--- BEGIN ---

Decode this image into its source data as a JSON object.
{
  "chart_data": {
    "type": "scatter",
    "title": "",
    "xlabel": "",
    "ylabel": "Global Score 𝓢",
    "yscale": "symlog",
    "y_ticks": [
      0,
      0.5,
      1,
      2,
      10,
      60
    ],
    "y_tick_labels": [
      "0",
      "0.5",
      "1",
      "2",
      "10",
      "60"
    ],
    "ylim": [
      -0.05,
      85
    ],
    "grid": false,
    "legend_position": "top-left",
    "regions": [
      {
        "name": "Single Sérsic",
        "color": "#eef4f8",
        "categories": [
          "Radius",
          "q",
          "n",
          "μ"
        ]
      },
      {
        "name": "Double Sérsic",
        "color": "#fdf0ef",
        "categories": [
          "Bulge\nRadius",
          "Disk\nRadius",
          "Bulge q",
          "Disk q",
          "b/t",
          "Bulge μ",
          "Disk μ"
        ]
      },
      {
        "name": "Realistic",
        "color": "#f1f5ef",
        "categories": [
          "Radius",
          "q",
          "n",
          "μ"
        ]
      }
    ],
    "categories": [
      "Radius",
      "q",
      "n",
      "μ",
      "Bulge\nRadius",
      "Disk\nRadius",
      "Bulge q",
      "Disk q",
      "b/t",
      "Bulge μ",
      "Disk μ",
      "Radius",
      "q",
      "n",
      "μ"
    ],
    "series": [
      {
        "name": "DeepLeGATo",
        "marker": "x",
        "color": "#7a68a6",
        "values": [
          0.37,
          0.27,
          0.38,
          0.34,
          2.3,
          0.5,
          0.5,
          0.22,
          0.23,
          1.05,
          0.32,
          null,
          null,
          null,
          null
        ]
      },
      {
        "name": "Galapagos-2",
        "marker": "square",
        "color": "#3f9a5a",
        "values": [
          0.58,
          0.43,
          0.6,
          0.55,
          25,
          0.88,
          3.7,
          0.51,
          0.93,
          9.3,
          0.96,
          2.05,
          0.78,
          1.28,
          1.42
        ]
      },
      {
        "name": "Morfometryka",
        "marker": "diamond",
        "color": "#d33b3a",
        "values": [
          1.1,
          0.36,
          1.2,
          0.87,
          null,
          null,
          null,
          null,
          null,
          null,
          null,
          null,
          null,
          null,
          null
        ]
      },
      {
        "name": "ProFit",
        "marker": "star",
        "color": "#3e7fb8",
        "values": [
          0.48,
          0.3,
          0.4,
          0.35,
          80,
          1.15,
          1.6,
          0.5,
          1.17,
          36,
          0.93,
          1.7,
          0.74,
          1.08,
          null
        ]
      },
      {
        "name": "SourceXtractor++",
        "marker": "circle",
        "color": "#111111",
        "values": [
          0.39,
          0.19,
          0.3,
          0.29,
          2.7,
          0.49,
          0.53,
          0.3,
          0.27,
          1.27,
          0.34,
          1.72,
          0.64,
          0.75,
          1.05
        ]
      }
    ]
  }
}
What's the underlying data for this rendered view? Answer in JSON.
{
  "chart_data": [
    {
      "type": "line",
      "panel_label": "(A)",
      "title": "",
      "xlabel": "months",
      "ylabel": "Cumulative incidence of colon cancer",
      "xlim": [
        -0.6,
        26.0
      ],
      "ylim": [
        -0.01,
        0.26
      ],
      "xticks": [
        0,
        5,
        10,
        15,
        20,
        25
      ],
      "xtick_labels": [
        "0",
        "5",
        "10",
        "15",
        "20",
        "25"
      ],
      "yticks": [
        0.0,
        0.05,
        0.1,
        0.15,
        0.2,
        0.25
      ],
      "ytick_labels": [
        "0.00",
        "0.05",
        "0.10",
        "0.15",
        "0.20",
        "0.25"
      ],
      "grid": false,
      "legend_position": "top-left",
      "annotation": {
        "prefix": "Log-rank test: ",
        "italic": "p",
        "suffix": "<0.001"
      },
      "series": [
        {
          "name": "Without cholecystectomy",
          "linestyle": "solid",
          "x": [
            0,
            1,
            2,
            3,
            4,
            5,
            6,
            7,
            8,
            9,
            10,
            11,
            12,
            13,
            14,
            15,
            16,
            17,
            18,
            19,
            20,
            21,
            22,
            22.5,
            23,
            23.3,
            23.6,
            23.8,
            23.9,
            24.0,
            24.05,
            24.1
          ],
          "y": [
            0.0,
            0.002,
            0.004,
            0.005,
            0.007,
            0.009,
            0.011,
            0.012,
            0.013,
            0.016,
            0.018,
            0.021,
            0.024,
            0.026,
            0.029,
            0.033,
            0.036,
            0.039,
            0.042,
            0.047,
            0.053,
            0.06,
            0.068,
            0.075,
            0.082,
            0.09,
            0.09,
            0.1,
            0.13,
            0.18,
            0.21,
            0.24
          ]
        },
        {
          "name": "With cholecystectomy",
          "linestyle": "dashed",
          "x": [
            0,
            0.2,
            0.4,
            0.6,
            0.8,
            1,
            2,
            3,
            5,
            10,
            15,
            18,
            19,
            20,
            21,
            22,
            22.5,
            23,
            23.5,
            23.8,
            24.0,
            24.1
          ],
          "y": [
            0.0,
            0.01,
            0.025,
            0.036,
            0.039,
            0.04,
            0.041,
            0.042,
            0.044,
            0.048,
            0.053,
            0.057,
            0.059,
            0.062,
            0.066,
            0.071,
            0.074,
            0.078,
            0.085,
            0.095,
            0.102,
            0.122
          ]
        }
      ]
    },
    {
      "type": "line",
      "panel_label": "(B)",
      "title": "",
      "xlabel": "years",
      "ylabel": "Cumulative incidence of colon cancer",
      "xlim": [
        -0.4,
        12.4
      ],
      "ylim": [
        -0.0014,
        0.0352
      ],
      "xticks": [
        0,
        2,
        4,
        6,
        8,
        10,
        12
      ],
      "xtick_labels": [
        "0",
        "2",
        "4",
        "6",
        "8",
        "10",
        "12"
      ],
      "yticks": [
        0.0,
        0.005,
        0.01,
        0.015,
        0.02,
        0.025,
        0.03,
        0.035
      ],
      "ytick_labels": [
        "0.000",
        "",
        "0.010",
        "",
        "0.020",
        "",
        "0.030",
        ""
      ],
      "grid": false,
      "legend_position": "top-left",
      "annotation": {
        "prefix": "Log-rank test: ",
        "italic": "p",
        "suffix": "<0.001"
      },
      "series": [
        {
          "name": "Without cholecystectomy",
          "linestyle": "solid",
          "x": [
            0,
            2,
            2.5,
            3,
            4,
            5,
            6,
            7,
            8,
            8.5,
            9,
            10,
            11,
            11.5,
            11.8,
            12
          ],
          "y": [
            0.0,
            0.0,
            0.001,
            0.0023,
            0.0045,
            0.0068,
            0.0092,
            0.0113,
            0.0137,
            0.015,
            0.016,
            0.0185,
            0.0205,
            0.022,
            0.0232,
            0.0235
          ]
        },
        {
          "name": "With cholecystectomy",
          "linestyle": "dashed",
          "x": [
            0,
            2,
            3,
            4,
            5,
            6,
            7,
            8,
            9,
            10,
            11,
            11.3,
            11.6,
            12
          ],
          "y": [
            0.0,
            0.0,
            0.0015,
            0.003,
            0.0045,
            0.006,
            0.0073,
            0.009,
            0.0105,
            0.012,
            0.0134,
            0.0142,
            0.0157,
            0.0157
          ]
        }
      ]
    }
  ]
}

--- END ---

DIRECTIONS FOR THIS TASK: Write every line of the material above again, exactly.

SOLVED PROBLEM:
Decode this image into its source data as a JSON object.
{
  "chart_data": {
    "type": "scatter",
    "title": "",
    "xlabel": "",
    "ylabel": "Global Score 𝓢",
    "yscale": "symlog",
    "y_ticks": [
      0,
      0.5,
      1,
      2,
      10,
      60
    ],
    "y_tick_labels": [
      "0",
      "0.5",
      "1",
      "2",
      "10",
      "60"
    ],
    "ylim": [
      -0.05,
      85
    ],
    "grid": false,
    "legend_position": "top-left",
    "regions": [
      {
        "name": "Single Sérsic",
        "color": "#eef4f8",
        "categories": [
          "Radius",
          "q",
          "n",
          "μ"
        ]
      },
      {
        "name": "Double Sérsic",
        "color": "#fdf0ef",
        "categories": [
          "Bulge\nRadius",
          "Disk\nRadius",
          "Bulge q",
          "Disk q",
          "b/t",
          "Bulge μ",
          "Disk μ"
        ]
      },
      {
        "name": "Realistic",
        "color": "#f1f5ef",
        "categories": [
          "Radius",
          "q",
          "n",
          "μ"
        ]
      }
    ],
    "categories": [
      "Radius",
      "q",
      "n",
      "μ",
      "Bulge\nRadius",
      "Disk\nRadius",
      "Bulge q",
      "Disk q",
      "b/t",
      "Bulge μ",
      "Disk μ",
      "Radius",
      "q",
      "n",
      "μ"
    ],
    "series": [
      {
        "name": "DeepLeGATo",
        "marker": "x",
        "color": "#7a68a6",
        "values": [
          0.37,
          0.27,
          0.38,
          0.34,
          2.3,
          0.5,
          0.5,
          0.22,
          0.23,
          1.05,
          0.32,
          null,
          null,
          null,
          null
        ]
      },
      {
        "name": "Galapagos-2",
        "marker": "square",
        "color": "#3f9a5a",
        "values": [
          0.58,
          0.43,
          0.6,
          0.55,
          25,
          0.88,
          3.7,
          0.51,
          0.93,
          9.3,
          0.96,
          2.05,
          0.78,
          1.28,
          1.42
        ]
      },
      {
        "name": "Morfometryka",
        "marker": "diamond",
        "color": "#d33b3a",
        "values": [
          1.1,
          0.36,
          1.2,
          0.87,
          null,
          null,
          null,
          null,
          null,
          null,
          null,
          null,
          null,
          null,
          null
        ]
      },
      {
        "name": "ProFit",
        "marker": "star",
        "color": "#3e7fb8",
        "values": [
          0.48,
          0.3,
          0.4,
          0.35,
          80,
          1.15,
          1.6,
          0.5,
          1.17,
          36,
          0.93,
          1.7,
          0.74,
          1.08,
          null
        ]
      },
      {
        "name": "SourceXtractor++",
        "marker": "circle",
        "color": "#111111",
        "values": [
          0.39,
          0.19,
          0.3,
          0.29,
          2.7,
          0.49,
          0.53,
          0.3,
          0.27,
          1.27,
          0.34,
          1.72,
          0.64,
          0.75,
          1.05
        ]
      }
    ]
  }
}
What's the underlying data for this rendered view? Answer in JSON.
{
  "chart_data": [
    {
      "type": "line",
      "panel_label": "(A)",
      "title": "",
      "xlabel": "months",
      "ylabel": "Cumulative incidence of colon cancer",
      "xlim": [
        -0.6,
        26.0
      ],
      "ylim": [
        -0.01,
        0.26
      ],
      "xticks": [
        0,
        5,
        10,
        15,
        20,
        25
      ],
      "xtick_labels": [
        "0",
        "5",
        "10",
        "15",
        "20",
        "25"
      ],
      "yticks": [
        0.0,
        0.05,
        0.1,
        0.15,
        0.2,
        0.25
      ],
      "ytick_labels": [
        "0.00",
        "0.05",
        "0.10",
        "0.15",
        "0.20",
        "0.25"
      ],
      "grid": false,
      "legend_position": "top-left",
      "annotation": {
        "prefix": "Log-rank test: ",
        "italic": "p",
        "suffix": "<0.001"
      },
      "series": [
        {
          "name": "Without cholecystectomy",
          "linestyle": "solid",
          "x": [
            0,
            1,
            2,
            3,
            4,
            5,
            6,
            7,
            8,
            9,
            10,
            11,
            12,
            13,
            14,
            15,
            16,
            17,
            18,
            19,
            20,
            21,
            22,
            22.5,
            23,
            23.3,
            23.6,
            23.8,
            23.9,
            24.0,
            24.05,
            24.1
          ],
          "y": [
            0.0,
            0.002,
            0.004,
            0.005,
            0.007,
            0.009,
            0.011,
            0.012,
            0.013,
            0.016,
            0.018,
            0.021,
            0.024,
            0.026,
            0.029,
            0.033,
            0.036,
            0.039,
            0.042,
            0.047,
            0.053,
            0.06,
            0.068,
            0.075,
            0.082,
            0.09,
            0.09,
            0.1,
            0.13,
            0.18,
            0.21,
            0.24
          ]
        },
        {
          "name": "With cholecystectomy",
          "linestyle": "dashed",
          "x": [
            0,
            0.2,
            0.4,
            0.6,
            0.8,
            1,
            2,
            3,
            5,
            10,
            15,
            18,
            19,
            20,
            21,
            22,
            22.5,
            23,
            23.5,
            23.8,
            24.0,
            24.1
          ],
          "y": [
            0.0,
            0.01,
            0.025,
            0.036,
            0.039,
            0.04,
            0.041,
            0.042,
            0.044,
            0.048,
            0.053,
            0.057,
            0.059,
            0.062,
            0.066,
            0.071,
            0.074,
            0.078,
            0.085,
            0.095,
            0.102,
            0.122
          ]
        }
      ]
    },
    {
      "type": "line",
      "panel_label": "(B)",
      "title": "",
      "xlabel": "years",
      "ylabel": "Cumulative incidence of colon cancer",
      "xlim": [
        -0.4,
        12.4
      ],
      "ylim": [
        -0.0014,
        0.0352
      ],
      "xticks": [
        0,
        2,
        4,
        6,
        8,
        10,
        12
      ],
      "xtick_labels": [
        "0",
        "2",
        "4",
        "6",
        "8",
        "10",
        "12"
      ],
      "yticks": [
        0.0,
        0.005,
        0.01,
        0.015,
        0.02,
        0.025,
        0.03,
        0.035
      ],
      "ytick_labels": [
        "0.000",
        "",
        "0.010",
        "",
        "0.020",
        "",
        "0.030",
        ""
      ],
      "grid": false,
      "legend_position": "top-left",
      "annotation": {
        "prefix": "Log-rank test: ",
        "italic": "p",
        "suffix": "<0.001"
      },
      "series": [
        {
          "name": "Without cholecystectomy",
          "linestyle": "solid",
          "x": [
            0,
            2,
            2.5,
            3,
            4,
            5,
            6,
            7,
            8,
            8.5,
            9,
            10,
            11,
            11.5,
            11.8,
            12
          ],
          "y": [
            0.0,
            0.0,
            0.001,
            0.0023,
            0.0045,
            0.0068,
            0.0092,
            0.0113,
            0.0137,
            0.015,
            0.016,
            0.0185,
            0.0205,
            0.022,
            0.0232,
            0.0235
          ]
        },
        {
          "name": "With cholecystectomy",
          "linestyle": "dashed",
          "x": [
            0,
            2,
            3,
            4,
            5,
            6,
            7,
            8,
            9,
            10,
            11,
            11.3,
            11.6,
            12
          ],
          "y": [
            0.0,
            0.0,
            0.0015,
            0.003,
            0.0045,
            0.006,
            0.0073,
            0.009,
            0.0105,
            0.012,
            0.0134,
            0.0142,
            0.0157,
            0.0157
          ]
        }
      ]
    }
  ]
}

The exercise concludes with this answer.